* PROBLEM
Scan the material below for the string "indicador", and copy every line where it shows up.

[Dataset entries]
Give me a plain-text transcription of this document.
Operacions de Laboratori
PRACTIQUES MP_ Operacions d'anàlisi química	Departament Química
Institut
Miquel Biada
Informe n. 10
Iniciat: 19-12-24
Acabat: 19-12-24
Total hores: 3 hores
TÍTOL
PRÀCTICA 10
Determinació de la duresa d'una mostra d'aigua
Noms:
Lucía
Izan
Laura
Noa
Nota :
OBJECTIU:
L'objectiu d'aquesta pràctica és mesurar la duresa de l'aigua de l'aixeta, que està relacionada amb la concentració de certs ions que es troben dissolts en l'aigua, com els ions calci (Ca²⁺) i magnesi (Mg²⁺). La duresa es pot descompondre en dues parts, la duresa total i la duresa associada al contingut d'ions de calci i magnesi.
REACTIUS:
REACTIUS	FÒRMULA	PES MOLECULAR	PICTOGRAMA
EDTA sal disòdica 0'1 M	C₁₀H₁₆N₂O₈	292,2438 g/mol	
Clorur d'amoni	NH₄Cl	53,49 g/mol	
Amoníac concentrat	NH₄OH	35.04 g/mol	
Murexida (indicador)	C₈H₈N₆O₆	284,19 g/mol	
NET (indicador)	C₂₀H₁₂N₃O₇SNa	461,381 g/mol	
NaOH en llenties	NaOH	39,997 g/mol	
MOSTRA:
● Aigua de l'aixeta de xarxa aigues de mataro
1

* EXPECTED ANSWER
Murexida (indicador)	C₈H₈N₆O₆	284,19 g/mol	
NET (indicador)	C₂₀H₁₂N₃O₇SNa	461,381 g/mol	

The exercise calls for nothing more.